>> START
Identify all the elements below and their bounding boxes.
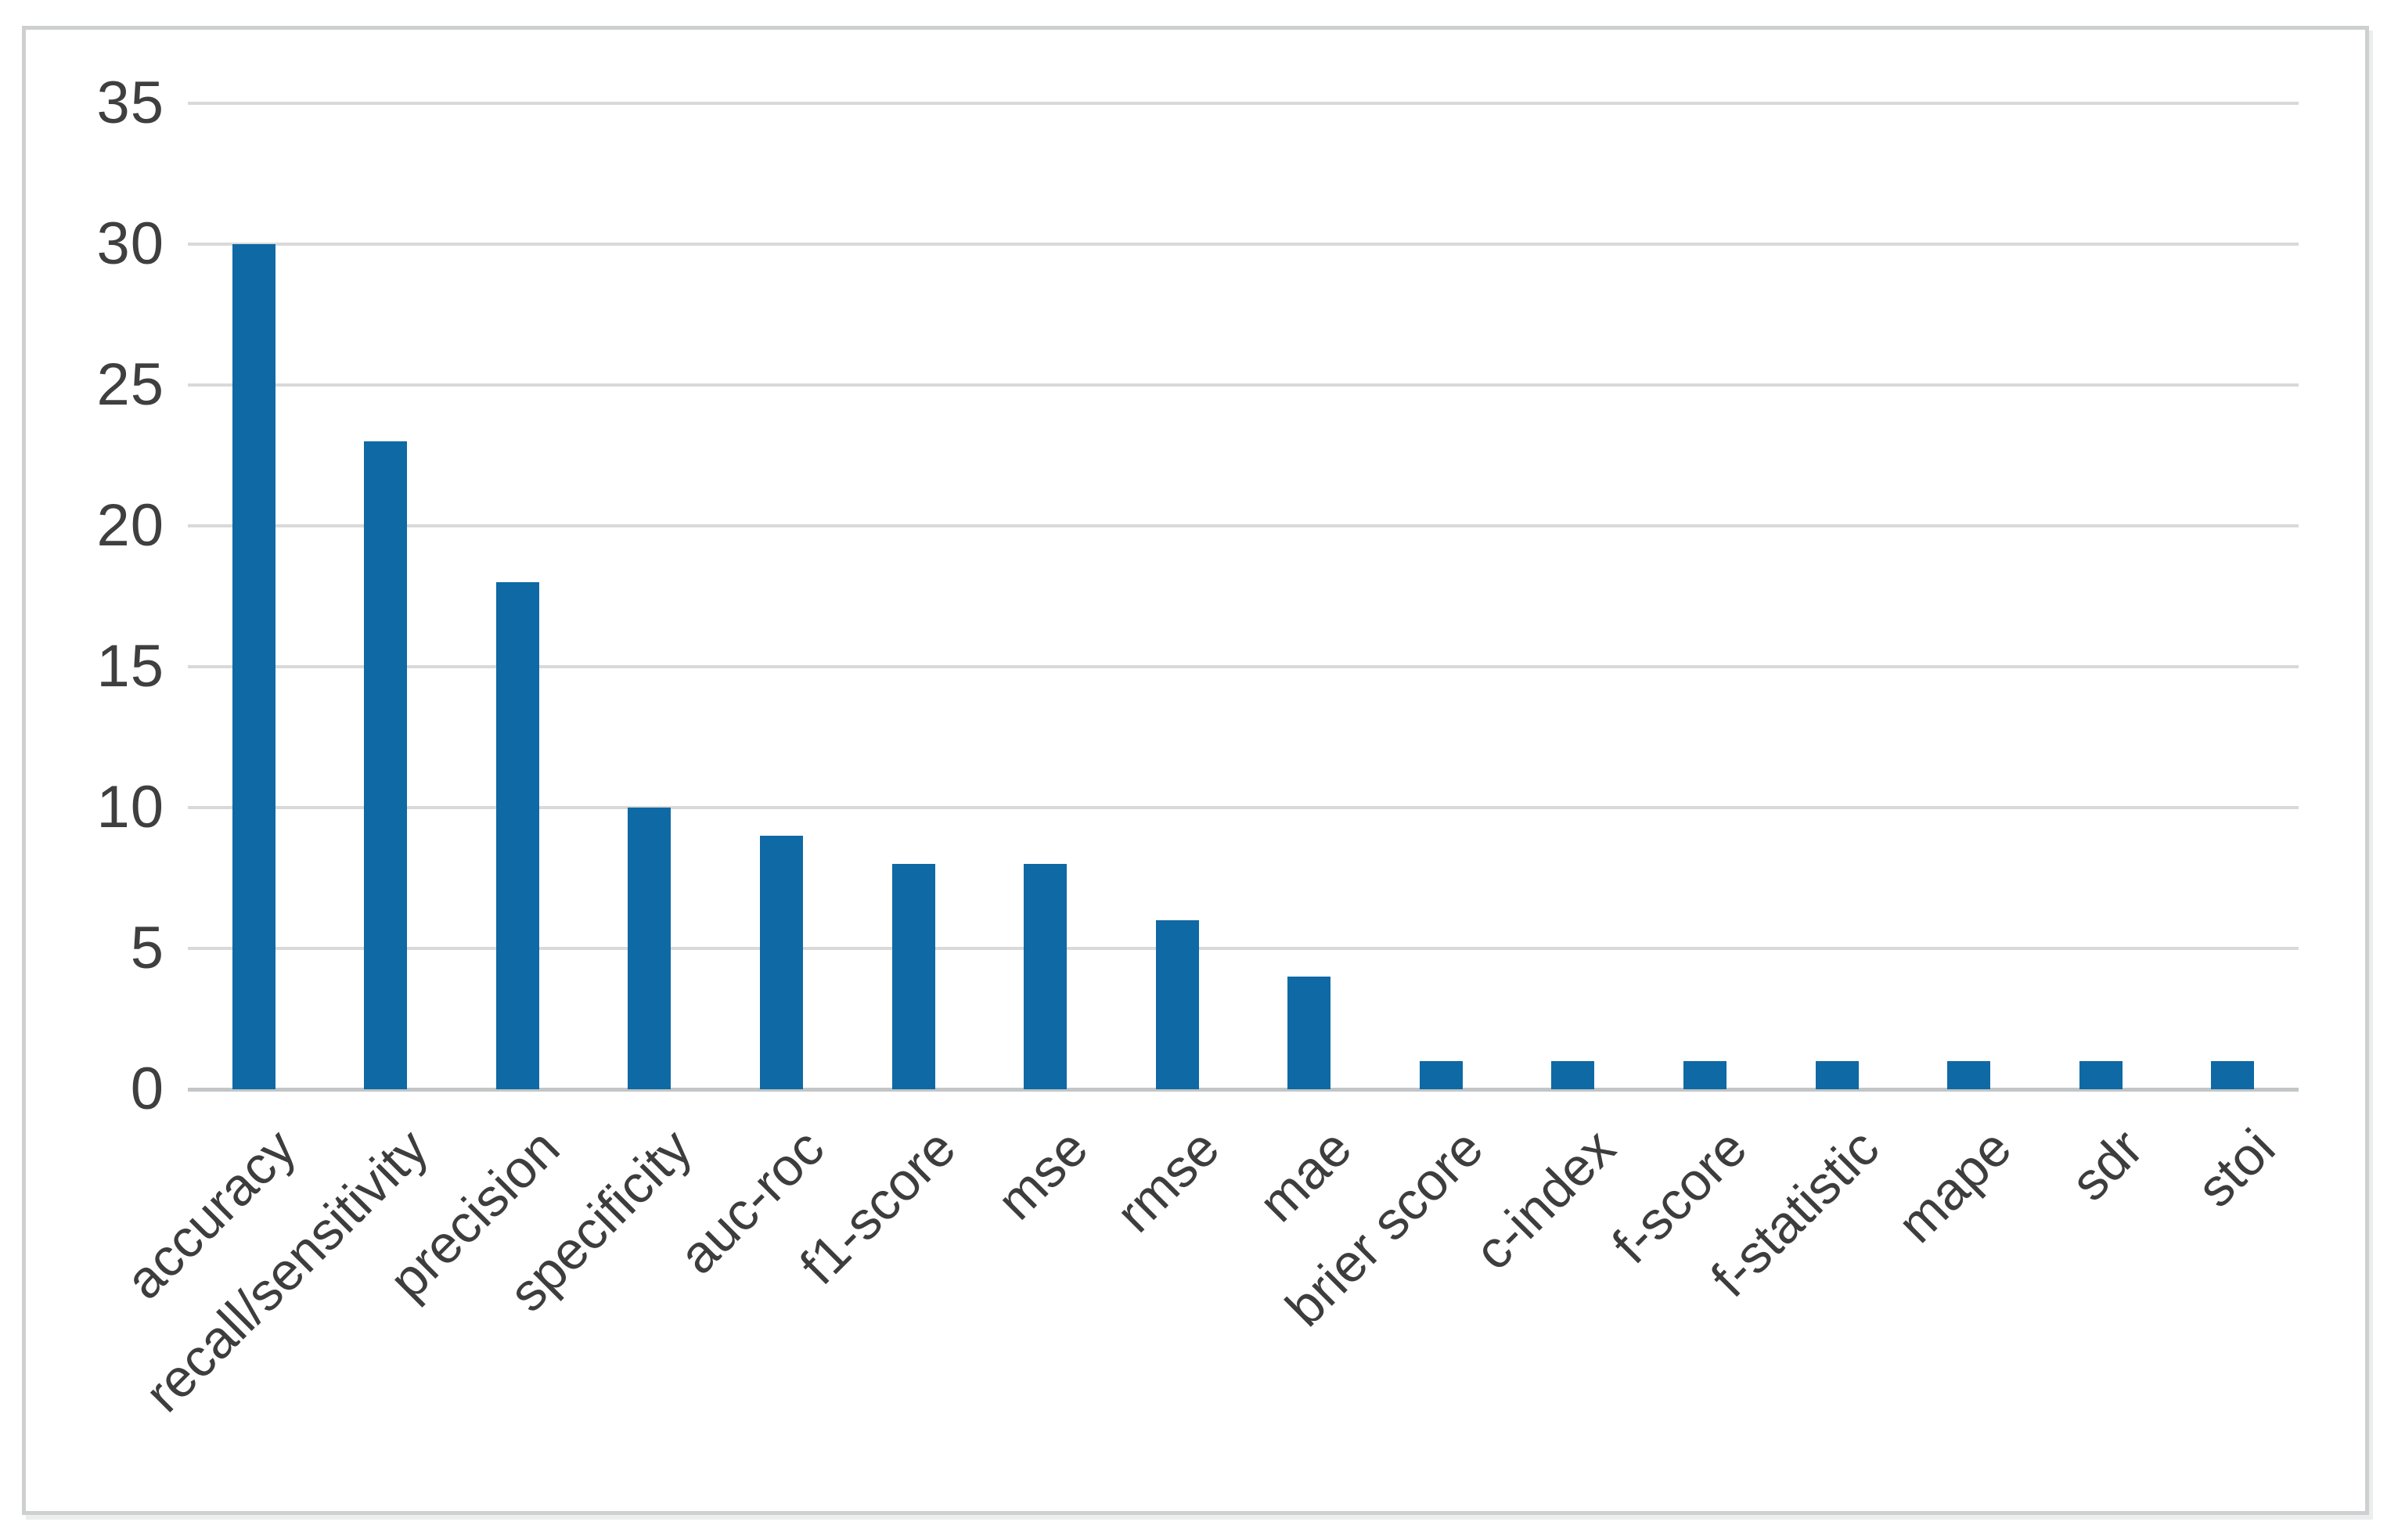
x-tick-label: sdr (2059, 1117, 2155, 1213)
bar-f1-score (892, 864, 935, 1089)
bar-mse (1024, 864, 1067, 1089)
bar-series (26, 30, 2365, 1511)
y-tick-label: 5 (130, 915, 164, 981)
y-axis-labels: 0 5 10 15 20 25 30 35 (26, 30, 2365, 1511)
x-tick-label: mae (1248, 1117, 1363, 1233)
gridline (188, 243, 2299, 246)
y-tick-label: 15 (96, 633, 164, 700)
bar-f-statistic (1816, 1061, 1859, 1089)
x-tick-label: rmse (1104, 1117, 1231, 1244)
x-tick-label: mse (985, 1117, 1100, 1232)
x-axis-labels: accuracy recall/sensitivity precision speci… (26, 30, 2365, 1511)
bar-recall-sensitivity (364, 441, 407, 1089)
gridline (188, 947, 2299, 950)
bar-precision (496, 582, 539, 1089)
bar-stoi (2211, 1061, 2254, 1089)
x-axis-line (188, 1088, 2299, 1092)
gridline (188, 524, 2299, 527)
chart-frame: 0 5 10 15 20 25 30 35 accuracy recall/sensitivit… (22, 26, 2369, 1515)
x-tick-label: c-index (1463, 1117, 1627, 1282)
bar-mae (1287, 977, 1330, 1089)
gridline (188, 806, 2299, 809)
bar-mape (1947, 1061, 1990, 1089)
bar-specificity (628, 808, 671, 1089)
bar-sdr (2079, 1061, 2123, 1089)
x-tick-label: stoi (2185, 1117, 2287, 1219)
bar-accuracy (232, 244, 275, 1089)
y-tick-label: 0 (130, 1056, 164, 1122)
bar-c-index (1551, 1061, 1594, 1089)
y-tick-label: 20 (96, 492, 164, 559)
bar-brier-score (1420, 1061, 1463, 1089)
gridline (188, 102, 2299, 105)
gridlines-layer (26, 30, 2365, 1511)
bar-f-score (1683, 1061, 1726, 1089)
bar-auc-roc (760, 836, 803, 1089)
gridline (188, 383, 2299, 387)
y-tick-label: 10 (96, 774, 164, 840)
x-tick-label: mape (1886, 1117, 2023, 1254)
y-tick-label: 35 (96, 70, 164, 136)
y-tick-label: 30 (96, 210, 164, 277)
gridline (188, 665, 2299, 668)
y-tick-label: 25 (96, 351, 164, 418)
bar-rmse (1156, 920, 1199, 1089)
>> END
WHAT THIS TASK INVOLVES: Copy the data word for word, beginning at the line that has "x-tick-label: sdr (2059, 1117, 2155, 1213)" and stopping after the line that has "x-tick-label: mae (1248, 1117, 1363, 1233)".

TASK ANSWER:
x-tick-label: sdr (2059, 1117, 2155, 1213)
bar-f1-score (892, 864, 935, 1089)
bar-mse (1024, 864, 1067, 1089)
bar-series (26, 30, 2365, 1511)
y-tick-label: 5 (130, 915, 164, 981)
y-axis-labels: 0 5 10 15 20 25 30 35 (26, 30, 2365, 1511)
x-tick-label: mae (1248, 1117, 1363, 1233)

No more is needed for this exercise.